Source passage:
-- -- --

DSCC says that the main reason behind the reduction in its forecast is lower OLED TV capacity. The company now expects a slower ramp up at the Guangzhou fab, and LG's P-10 10.5-Gen fab is now removed from the forecast period.
DSCC says that unyielded stack cost per square meter for LG's WOLED TV production will drop from $88.14 in 2019 to $52.68 in 2024 - which will assist LG in reducing its OLED TV prices. DSCC says that Ink-Jet printing OLED TV panel will be highly effective in materials, and material cost per meter will be 50% lower compared to WOLED material costs. Samsung's QD-OLED panels will also be around 30-40% lower in material costs compared to LG's WOLED.
These are all unyielded comparisons - WOLED is a much more mature technology and QD-OLED and IJP yields will be lower. In addition in QD-OLED there is a requirement for high cost color converters (QDs) - which will be more expensive than the color filters used by LG's WOLED.
Ink-Jet printing will remain a relatively small niche during the forecast period. JOLED is already producing panels, but this is in low volume. The main breakthrough will happen in 2024 as DSCC expects CSOT’s T9 Gen 8.5 fab to start mass production of inkjet printed OLED TVs in 2024.

-- -- --

Written tasks:
**1.** In the OLED TV forecast passage, what unyielded stack cost per square meter does DSCC project for LG's WOLED TV production in 2024?
**2.** Give the lines of the records as a Markdown table with the columns Row and Line, starting at the first line of the records and ending after the line that contains "The track rollers 242 is at (84, 1018).". Omit blank lines and the pictures.

-- -- --

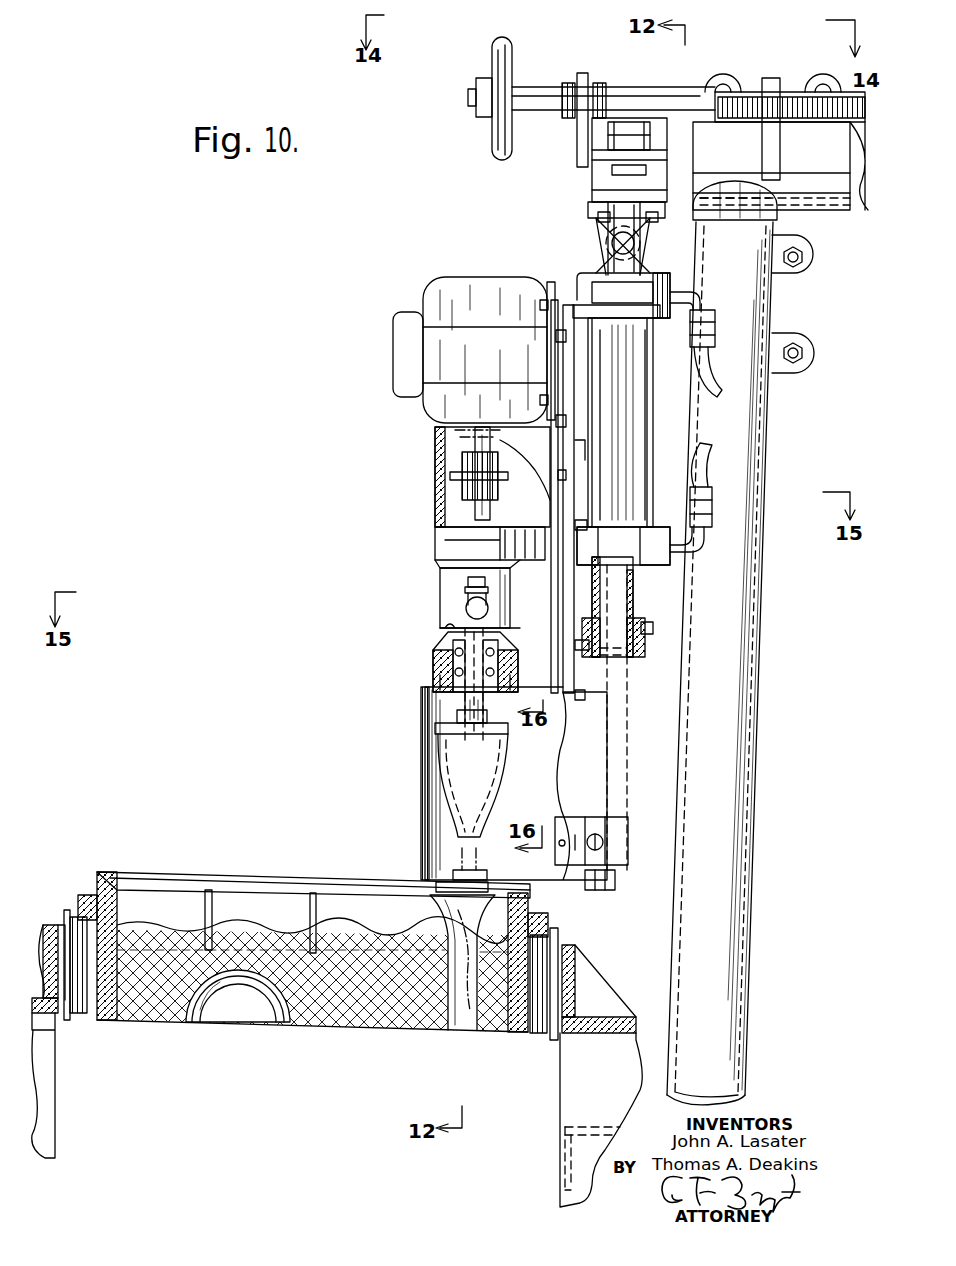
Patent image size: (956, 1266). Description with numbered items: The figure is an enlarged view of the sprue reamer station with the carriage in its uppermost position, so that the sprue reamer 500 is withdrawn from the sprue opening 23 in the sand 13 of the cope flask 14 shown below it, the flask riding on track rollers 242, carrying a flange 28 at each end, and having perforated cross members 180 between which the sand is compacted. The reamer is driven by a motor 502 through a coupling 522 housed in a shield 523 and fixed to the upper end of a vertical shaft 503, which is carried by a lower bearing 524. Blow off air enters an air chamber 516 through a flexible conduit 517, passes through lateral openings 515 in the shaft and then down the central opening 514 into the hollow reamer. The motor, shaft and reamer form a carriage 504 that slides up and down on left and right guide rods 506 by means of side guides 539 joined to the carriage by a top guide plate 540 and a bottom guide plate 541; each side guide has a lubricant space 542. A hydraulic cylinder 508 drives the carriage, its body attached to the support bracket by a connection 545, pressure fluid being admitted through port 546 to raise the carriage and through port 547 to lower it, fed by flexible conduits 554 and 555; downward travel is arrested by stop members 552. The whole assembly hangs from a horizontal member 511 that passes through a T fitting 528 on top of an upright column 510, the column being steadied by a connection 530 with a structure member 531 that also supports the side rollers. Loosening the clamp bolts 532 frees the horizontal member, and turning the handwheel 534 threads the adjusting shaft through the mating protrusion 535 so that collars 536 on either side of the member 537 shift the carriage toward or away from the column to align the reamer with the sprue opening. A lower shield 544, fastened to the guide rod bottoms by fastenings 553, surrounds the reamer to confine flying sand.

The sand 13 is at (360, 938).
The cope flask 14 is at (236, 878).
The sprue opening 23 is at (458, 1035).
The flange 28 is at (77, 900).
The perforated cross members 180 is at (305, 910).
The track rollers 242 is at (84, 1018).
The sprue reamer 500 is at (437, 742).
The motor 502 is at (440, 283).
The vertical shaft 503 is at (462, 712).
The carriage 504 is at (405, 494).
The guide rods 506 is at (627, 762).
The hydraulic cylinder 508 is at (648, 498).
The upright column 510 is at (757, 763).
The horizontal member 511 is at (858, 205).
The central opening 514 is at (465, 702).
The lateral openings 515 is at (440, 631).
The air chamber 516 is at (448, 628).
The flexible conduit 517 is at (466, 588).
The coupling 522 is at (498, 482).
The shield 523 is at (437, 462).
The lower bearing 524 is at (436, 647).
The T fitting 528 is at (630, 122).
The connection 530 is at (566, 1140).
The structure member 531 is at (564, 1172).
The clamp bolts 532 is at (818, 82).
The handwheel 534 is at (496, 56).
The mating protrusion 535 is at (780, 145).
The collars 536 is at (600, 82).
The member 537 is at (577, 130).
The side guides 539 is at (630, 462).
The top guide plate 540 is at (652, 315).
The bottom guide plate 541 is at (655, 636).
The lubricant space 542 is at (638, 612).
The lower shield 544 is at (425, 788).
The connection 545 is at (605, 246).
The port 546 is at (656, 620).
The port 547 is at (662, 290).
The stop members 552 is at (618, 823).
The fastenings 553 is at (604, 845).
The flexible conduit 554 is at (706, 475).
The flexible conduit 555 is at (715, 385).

-- -- --

Set of answers:
**1.** $52.68

**2.**
| Row | Line |
|---|---|
| 1 | Patent image size: (956, 1266). Description with numbered items: The figure is an enlarged view of the sprue reamer station with the carriage in its uppermost position, so that the sprue reamer 500 is withdrawn from the sprue opening 23 in the sand 13 of the cope flask 14 shown below it, the flask riding on track rollers 242, carrying a flange 28 at each end, and having perforated cross members 180 between which the sand is compacted. The reamer is driven by a motor 502 through a coupling 522 housed in a shield 523 and fixed to the upper end of a vertical shaft 503, which is carried by a lower bearing 524. Blow off air enters an air chamber 516 through a flexible conduit 517, passes through lateral openings 515 in the shaft and then down the central opening 514 into the hollow reamer. The motor, shaft and reamer form a carriage 504 that slides up and down on left and right guide rods 506 by means of side guides 539 joined to the carriage by a top guide plate 540 and a bottom guide plate 541; each side guide has a lubricant space 542. A hydraulic cylinder 508 drives the carriage, its body attached to the support bracket by a connection 545, pressure fluid being admitted through port 546 to raise the carriage and through port 547 to lower it, fed by flexible conduits 554 and 555; downward travel is arrested by stop members 552. The whole assembly hangs from a horizontal member 511 that passes through a T fitting 528 on top of an upright column 510, the column being steadied by a connection 530 with a structure member 531 that also supports the side rollers. Loosening the clamp bolts 532 frees the horizontal member, and turning the handwheel 534 threads the adjusting shaft through the mating protrusion 535 so that collars 536 on either side of the member 537 shift the carriage toward or away from the column to align the reamer with the sprue opening. A lower shield 544, fastened to the guide rod bottoms by fastenings 553, surrounds the reamer to confine flying sand. |
| 2 | The sand 13 is at (360, 938). |
| 3 | The cope flask 14 is at (236, 878). |
| 4 | The sprue opening 23 is at (458, 1035). |
| 5 | The flange 28 is at (77, 900). |
| 6 | The perforated cross members 180 is at (305, 910). |
| 7 | The track rollers 242 is at (84, 1018). |